Rewrite the lines of all the items below as a JSON list of strings, one string per line, omitting any blank lines. Leave the pictures out of your answer.

------ Material for the task ------

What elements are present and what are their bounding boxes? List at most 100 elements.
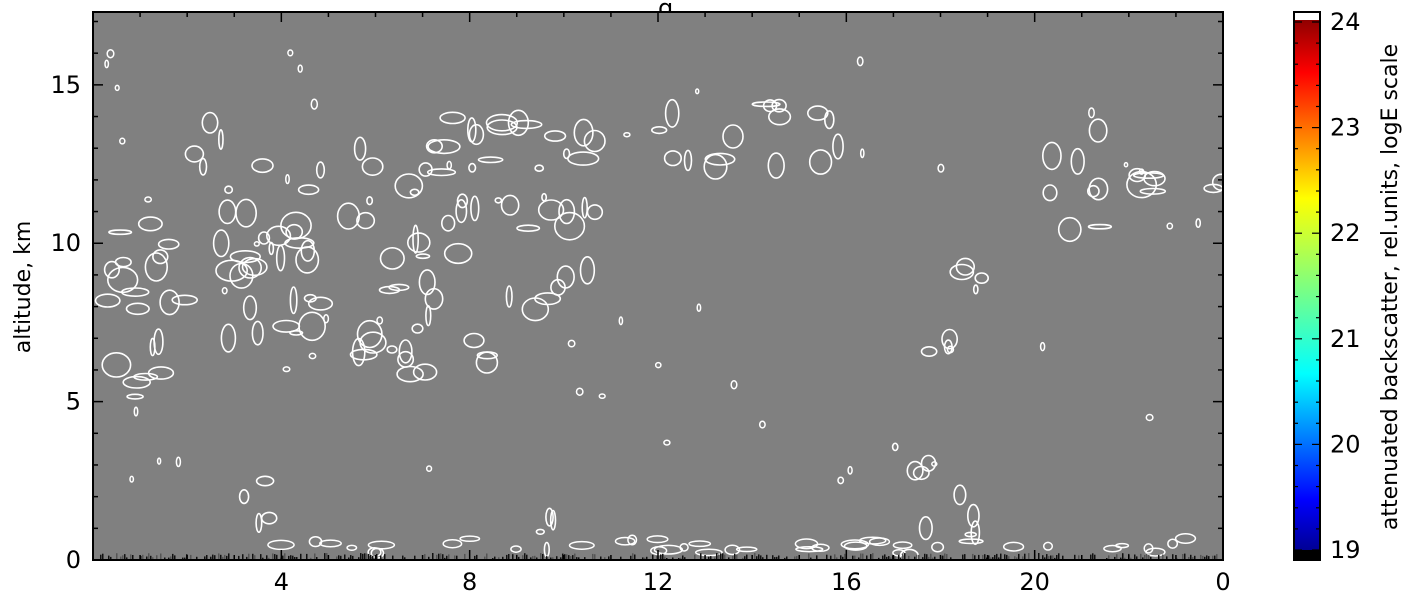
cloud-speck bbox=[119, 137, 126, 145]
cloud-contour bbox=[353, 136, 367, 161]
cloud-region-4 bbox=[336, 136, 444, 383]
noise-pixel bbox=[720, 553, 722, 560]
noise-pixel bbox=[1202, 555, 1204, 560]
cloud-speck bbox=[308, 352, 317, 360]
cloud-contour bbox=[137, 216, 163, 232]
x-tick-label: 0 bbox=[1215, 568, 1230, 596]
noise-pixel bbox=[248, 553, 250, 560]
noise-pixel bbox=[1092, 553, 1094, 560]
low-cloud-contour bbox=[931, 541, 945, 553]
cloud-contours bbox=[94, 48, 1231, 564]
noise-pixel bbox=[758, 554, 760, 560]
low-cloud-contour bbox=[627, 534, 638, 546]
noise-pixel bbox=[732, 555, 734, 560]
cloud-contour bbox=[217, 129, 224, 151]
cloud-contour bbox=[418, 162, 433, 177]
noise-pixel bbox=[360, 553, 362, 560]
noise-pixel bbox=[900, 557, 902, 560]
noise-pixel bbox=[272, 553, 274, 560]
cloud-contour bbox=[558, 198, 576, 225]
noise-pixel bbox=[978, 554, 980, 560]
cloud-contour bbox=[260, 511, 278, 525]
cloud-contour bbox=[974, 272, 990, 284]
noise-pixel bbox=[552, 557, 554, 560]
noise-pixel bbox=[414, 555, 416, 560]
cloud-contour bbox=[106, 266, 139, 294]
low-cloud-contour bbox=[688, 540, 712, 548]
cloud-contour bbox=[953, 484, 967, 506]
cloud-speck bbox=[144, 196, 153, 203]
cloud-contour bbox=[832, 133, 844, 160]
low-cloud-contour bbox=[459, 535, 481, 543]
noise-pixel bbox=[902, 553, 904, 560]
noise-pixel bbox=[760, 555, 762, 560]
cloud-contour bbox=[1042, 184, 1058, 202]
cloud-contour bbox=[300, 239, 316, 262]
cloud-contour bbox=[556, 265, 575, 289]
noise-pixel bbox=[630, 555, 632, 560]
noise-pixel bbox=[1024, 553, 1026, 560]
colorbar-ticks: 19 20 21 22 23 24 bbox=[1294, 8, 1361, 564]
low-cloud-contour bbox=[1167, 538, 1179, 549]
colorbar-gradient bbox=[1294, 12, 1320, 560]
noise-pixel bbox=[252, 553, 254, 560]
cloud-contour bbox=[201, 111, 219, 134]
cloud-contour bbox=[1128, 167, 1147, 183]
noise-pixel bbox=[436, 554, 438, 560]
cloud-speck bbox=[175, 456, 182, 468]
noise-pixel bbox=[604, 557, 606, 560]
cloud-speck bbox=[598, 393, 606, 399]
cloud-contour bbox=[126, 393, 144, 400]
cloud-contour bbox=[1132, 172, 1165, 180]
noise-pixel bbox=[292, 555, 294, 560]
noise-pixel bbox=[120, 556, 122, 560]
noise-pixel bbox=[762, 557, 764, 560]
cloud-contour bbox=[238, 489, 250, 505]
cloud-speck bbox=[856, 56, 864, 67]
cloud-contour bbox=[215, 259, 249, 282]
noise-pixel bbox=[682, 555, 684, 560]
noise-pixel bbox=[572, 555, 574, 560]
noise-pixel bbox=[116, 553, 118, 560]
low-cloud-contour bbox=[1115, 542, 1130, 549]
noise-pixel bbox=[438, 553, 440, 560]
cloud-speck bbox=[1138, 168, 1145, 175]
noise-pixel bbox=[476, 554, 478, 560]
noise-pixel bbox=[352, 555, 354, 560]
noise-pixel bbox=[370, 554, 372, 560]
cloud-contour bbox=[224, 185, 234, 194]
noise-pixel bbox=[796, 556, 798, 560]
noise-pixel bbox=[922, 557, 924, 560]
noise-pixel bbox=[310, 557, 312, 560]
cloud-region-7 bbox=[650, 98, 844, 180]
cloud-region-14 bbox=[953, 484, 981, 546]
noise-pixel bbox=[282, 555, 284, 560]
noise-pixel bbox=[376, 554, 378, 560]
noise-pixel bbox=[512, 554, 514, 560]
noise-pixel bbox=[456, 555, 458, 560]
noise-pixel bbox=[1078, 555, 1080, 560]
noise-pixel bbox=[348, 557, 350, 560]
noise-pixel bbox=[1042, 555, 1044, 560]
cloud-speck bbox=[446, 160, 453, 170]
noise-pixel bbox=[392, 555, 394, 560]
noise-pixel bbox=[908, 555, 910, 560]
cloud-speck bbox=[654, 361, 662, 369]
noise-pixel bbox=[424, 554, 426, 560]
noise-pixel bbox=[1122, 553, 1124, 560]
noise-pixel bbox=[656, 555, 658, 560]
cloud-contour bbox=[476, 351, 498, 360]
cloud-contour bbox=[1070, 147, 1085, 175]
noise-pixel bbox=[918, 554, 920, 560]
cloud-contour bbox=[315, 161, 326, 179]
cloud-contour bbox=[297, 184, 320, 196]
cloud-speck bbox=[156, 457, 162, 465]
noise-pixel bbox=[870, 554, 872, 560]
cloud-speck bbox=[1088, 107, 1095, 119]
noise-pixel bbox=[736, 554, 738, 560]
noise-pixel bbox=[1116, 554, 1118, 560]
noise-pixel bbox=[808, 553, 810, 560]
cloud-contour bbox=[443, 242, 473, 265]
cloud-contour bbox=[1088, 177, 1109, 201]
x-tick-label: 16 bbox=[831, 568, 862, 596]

------

_The response:_
[
  "What elements are present and what are their bounding boxes? List at most 100 elements.",
  "cloud-speck bbox=[119, 137, 126, 145]",
  "cloud-contour bbox=[353, 136, 367, 161]",
  "cloud-region-4 bbox=[336, 136, 444, 383]",
  "noise-pixel bbox=[720, 553, 722, 560]",
  "noise-pixel bbox=[1202, 555, 1204, 560]",
  "cloud-speck bbox=[308, 352, 317, 360]",
  "cloud-contour bbox=[137, 216, 163, 232]",
  "x-tick-label: 0 bbox=[1215, 568, 1230, 596]",
  "noise-pixel bbox=[248, 553, 250, 560]",
  "noise-pixel bbox=[1092, 553, 1094, 560]",
  "low-cloud-contour bbox=[931, 541, 945, 553]",
  "cloud-contours bbox=[94, 48, 1231, 564]",
  "noise-pixel bbox=[758, 554, 760, 560]",
  "low-cloud-contour bbox=[627, 534, 638, 546]",
  "noise-pixel bbox=[732, 555, 734, 560]",
  "cloud-contour bbox=[217, 129, 224, 151]",
  "cloud-contour bbox=[418, 162, 433, 177]",
  "noise-pixel bbox=[360, 553, 362, 560]",
  "noise-pixel bbox=[900, 557, 902, 560]",
  "noise-pixel bbox=[272, 553, 274, 560]",
  "cloud-contour bbox=[558, 198, 576, 225]",
  "noise-pixel bbox=[978, 554, 980, 560]",
  "cloud-contour bbox=[260, 511, 278, 525]",
  "cloud-contour bbox=[974, 272, 990, 284]",
  "noise-pixel bbox=[552, 557, 554, 560]",
  "noise-pixel bbox=[414, 555, 416, 560]",
  "cloud-contour bbox=[106, 266, 139, 294]",
  "low-cloud-contour bbox=[688, 540, 712, 548]",
  "cloud-contour bbox=[953, 484, 967, 506]",
  "cloud-speck bbox=[144, 196, 153, 203]",
  "cloud-contour bbox=[832, 133, 844, 160]",
  "low-cloud-contour bbox=[459, 535, 481, 543]",
  "noise-pixel bbox=[902, 553, 904, 560]",
  "noise-pixel bbox=[760, 555, 762, 560]",
  "cloud-contour bbox=[1042, 184, 1058, 202]",
  "cloud-contour bbox=[300, 239, 316, 262]",
  "cloud-contour bbox=[556, 265, 575, 289]",
  "noise-pixel bbox=[630, 555, 632, 560]",
  "noise-pixel bbox=[1024, 553, 1026, 560]",
  "colorbar-ticks: 19 20 21 22 23 24 bbox=[1294, 8, 1361, 564]",
  "low-cloud-contour bbox=[1167, 538, 1179, 549]",
  "colorbar-gradient bbox=[1294, 12, 1320, 560]",
  "noise-pixel bbox=[252, 553, 254, 560]",
  "cloud-contour bbox=[201, 111, 219, 134]",
  "cloud-contour bbox=[1128, 167, 1147, 183]",
  "noise-pixel bbox=[436, 554, 438, 560]",
  "cloud-speck bbox=[175, 456, 182, 468]",
  "noise-pixel bbox=[604, 557, 606, 560]",
  "cloud-speck bbox=[598, 393, 606, 399]",
  "cloud-contour bbox=[126, 393, 144, 400]",
  "cloud-contour bbox=[1132, 172, 1165, 180]",
  "noise-pixel bbox=[292, 555, 294, 560]",
  "noise-pixel bbox=[120, 556, 122, 560]",
  "noise-pixel bbox=[762, 557, 764, 560]",
  "cloud-contour bbox=[238, 489, 250, 505]",
  "cloud-speck bbox=[856, 56, 864, 67]",
  "cloud-contour bbox=[215, 259, 249, 282]",
  "noise-pixel bbox=[682, 555, 684, 560]",
  "noise-pixel bbox=[572, 555, 574, 560]",
  "noise-pixel bbox=[116, 553, 118, 560]",
  "low-cloud-contour bbox=[1115, 542, 1130, 549]",
  "noise-pixel bbox=[438, 553, 440, 560]",
  "cloud-speck bbox=[1138, 168, 1145, 175]",
  "noise-pixel bbox=[476, 554, 478, 560]",
  "noise-pixel bbox=[352, 555, 354, 560]",
  "noise-pixel bbox=[370, 554, 372, 560]",
  "cloud-contour bbox=[224, 185, 234, 194]",
  "noise-pixel bbox=[796, 556, 798, 560]",
  "noise-pixel bbox=[922, 557, 924, 560]",
  "noise-pixel bbox=[310, 557, 312, 560]",
  "cloud-region-7 bbox=[650, 98, 844, 180]",
  "cloud-region-14 bbox=[953, 484, 981, 546]",
  "noise-pixel bbox=[282, 555, 284, 560]",
  "noise-pixel bbox=[376, 554, 378, 560]",
  "noise-pixel bbox=[512, 554, 514, 560]",
  "noise-pixel bbox=[456, 555, 458, 560]",
  "noise-pixel bbox=[1078, 555, 1080, 560]",
  "noise-pixel bbox=[348, 557, 350, 560]",
  "noise-pixel bbox=[1042, 555, 1044, 560]",
  "cloud-speck bbox=[446, 160, 453, 170]",
  "noise-pixel bbox=[392, 555, 394, 560]",
  "noise-pixel bbox=[908, 555, 910, 560]",
  "cloud-speck bbox=[654, 361, 662, 369]",
  "noise-pixel bbox=[424, 554, 426, 560]",
  "noise-pixel bbox=[1122, 553, 1124, 560]",
  "noise-pixel bbox=[656, 555, 658, 560]",
  "cloud-contour bbox=[476, 351, 498, 360]",
  "cloud-contour bbox=[1070, 147, 1085, 175]",
  "noise-pixel bbox=[918, 554, 920, 560]",
  "cloud-contour bbox=[315, 161, 326, 179]",
  "cloud-contour bbox=[297, 184, 320, 196]",
  "cloud-speck bbox=[156, 457, 162, 465]",
  "noise-pixel bbox=[870, 554, 872, 560]",
  "cloud-speck bbox=[1088, 107, 1095, 119]",
  "noise-pixel bbox=[736, 554, 738, 560]",
  "noise-pixel bbox=[1116, 554, 1118, 560]",
  "noise-pixel bbox=[808, 553, 810, 560]",
  "cloud-contour bbox=[443, 242, 473, 265]",
  "cloud-contour bbox=[1088, 177, 1109, 201]",
  "x-tick-label: 16 bbox=[831, 568, 862, 596]"
]